WHAT IS NEEDED
Repeat the lines below exactly as they appear, but leave out the images.

TASK INPUT
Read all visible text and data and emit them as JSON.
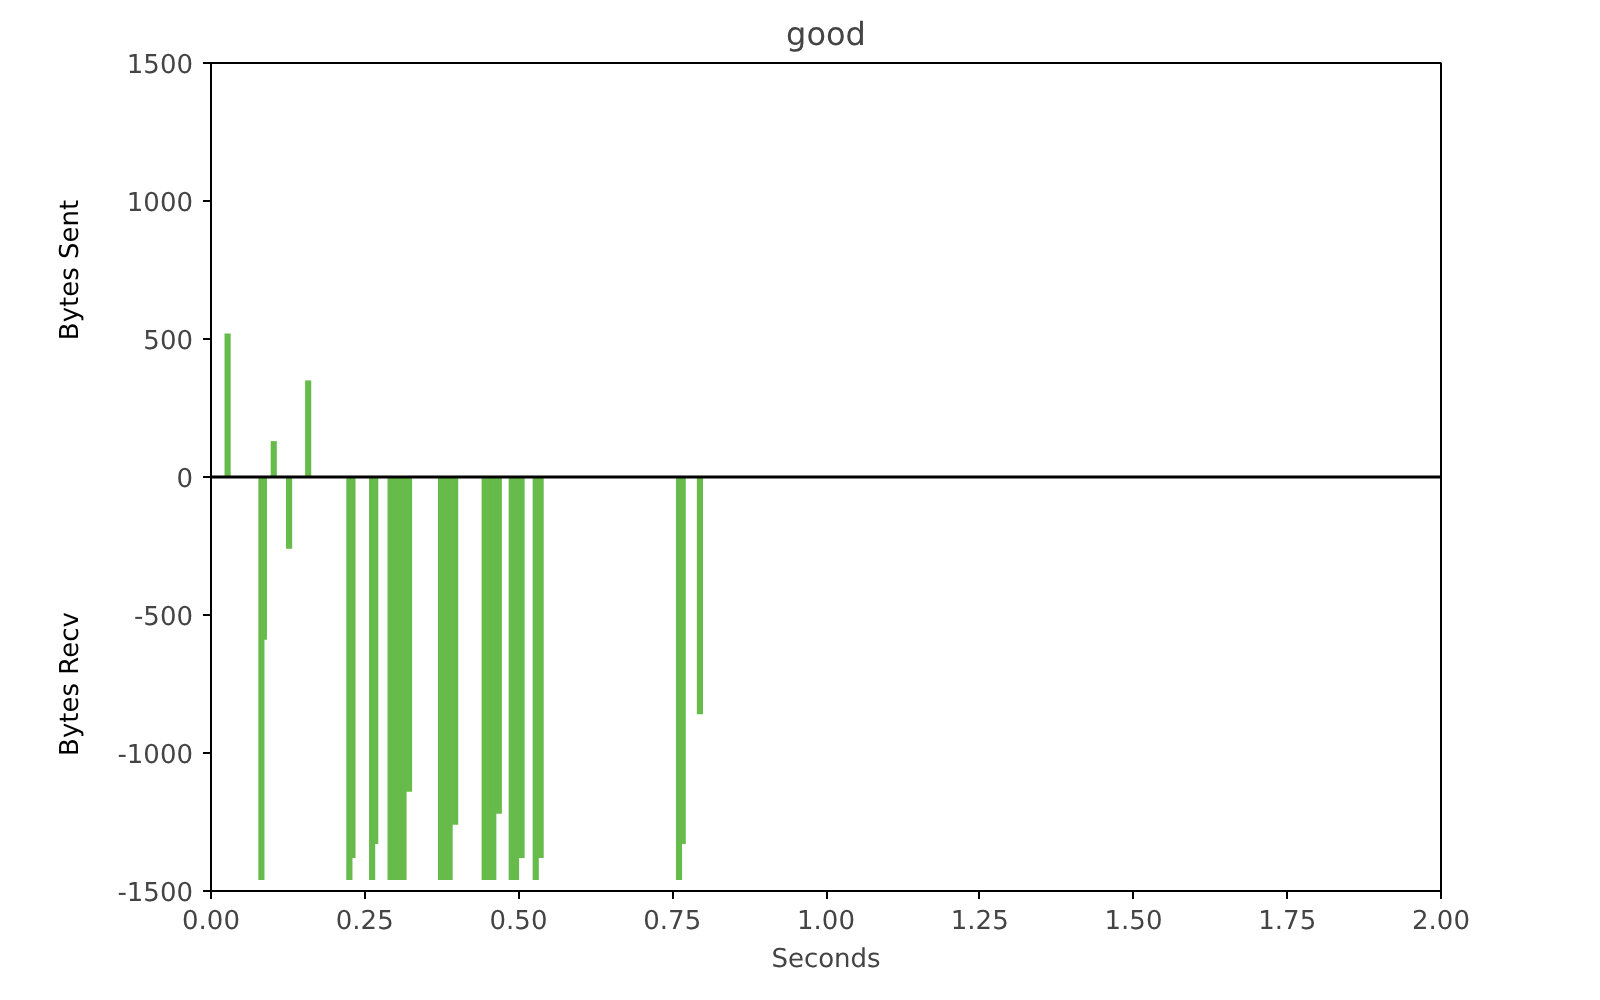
{
  "chart_data": {
    "type": "bar",
    "title": "good",
    "xlabel": "Seconds",
    "ylabel": "Bytes Sent",
    "annotations": [
      "Bytes Recv"
    ],
    "x": [
      0.027,
      0.082,
      0.086,
      0.102,
      0.127,
      0.158,
      0.225,
      0.23,
      0.262,
      0.267,
      0.292,
      0.299,
      0.306,
      0.313,
      0.322,
      0.374,
      0.381,
      0.388,
      0.397,
      0.445,
      0.452,
      0.459,
      0.468,
      0.489,
      0.496,
      0.505,
      0.528,
      0.536,
      0.761,
      0.767,
      0.795
    ],
    "values": [
      520,
      -1460,
      -590,
      130,
      -260,
      350,
      -1460,
      -1380,
      -1460,
      -1330,
      -1460,
      -1460,
      -1460,
      -1460,
      -1140,
      -1460,
      -1460,
      -1460,
      -1260,
      -1460,
      -1460,
      -1460,
      -1220,
      -1460,
      -1460,
      -1380,
      -1460,
      -1380,
      -1460,
      -1330,
      -860
    ],
    "color": "#66bb4a",
    "xlim": [
      0,
      2
    ],
    "ylim": [
      -1500,
      1500
    ],
    "xticks": [
      {
        "value": 0,
        "label": "0.00"
      },
      {
        "value": 0.25,
        "label": "0.25"
      },
      {
        "value": 0.5,
        "label": "0.50"
      },
      {
        "value": 0.75,
        "label": "0.75"
      },
      {
        "value": 1,
        "label": "1.00"
      },
      {
        "value": 1.25,
        "label": "1.25"
      },
      {
        "value": 1.5,
        "label": "1.50"
      },
      {
        "value": 1.75,
        "label": "1.75"
      },
      {
        "value": 2,
        "label": "2.00"
      }
    ],
    "yticks": [
      -1500,
      -1000,
      -500,
      0,
      500,
      1000,
      1500
    ],
    "ref_lines": [
      {
        "axis": "y",
        "value": 0,
        "color": "#000000"
      }
    ]
  }
}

ANSWER TO THE TASK
Read all visible text and data and emit them as JSON.
{
  "chart_data": {
    "type": "bar",
    "title": "good",
    "xlabel": "Seconds",
    "ylabel": "Bytes Sent",
    "annotations": [
      "Bytes Recv"
    ],
    "x": [
      0.027,
      0.082,
      0.086,
      0.102,
      0.127,
      0.158,
      0.225,
      0.23,
      0.262,
      0.267,
      0.292,
      0.299,
      0.306,
      0.313,
      0.322,
      0.374,
      0.381,
      0.388,
      0.397,
      0.445,
      0.452,
      0.459,
      0.468,
      0.489,
      0.496,
      0.505,
      0.528,
      0.536,
      0.761,
      0.767,
      0.795
    ],
    "values": [
      520,
      -1460,
      -590,
      130,
      -260,
      350,
      -1460,
      -1380,
      -1460,
      -1330,
      -1460,
      -1460,
      -1460,
      -1460,
      -1140,
      -1460,
      -1460,
      -1460,
      -1260,
      -1460,
      -1460,
      -1460,
      -1220,
      -1460,
      -1460,
      -1380,
      -1460,
      -1380,
      -1460,
      -1330,
      -860
    ],
    "color": "#66bb4a",
    "xlim": [
      0,
      2
    ],
    "ylim": [
      -1500,
      1500
    ],
    "xticks": [
      {
        "value": 0,
        "label": "0.00"
      },
      {
        "value": 0.25,
        "label": "0.25"
      },
      {
        "value": 0.5,
        "label": "0.50"
      },
      {
        "value": 0.75,
        "label": "0.75"
      },
      {
        "value": 1,
        "label": "1.00"
      },
      {
        "value": 1.25,
        "label": "1.25"
      },
      {
        "value": 1.5,
        "label": "1.50"
      },
      {
        "value": 1.75,
        "label": "1.75"
      },
      {
        "value": 2,
        "label": "2.00"
      }
    ],
    "yticks": [
      -1500,
      -1000,
      -500,
      0,
      500,
      1000,
      1500
    ],
    "ref_lines": [
      {
        "axis": "y",
        "value": 0,
        "color": "#000000"
      }
    ]
  }
}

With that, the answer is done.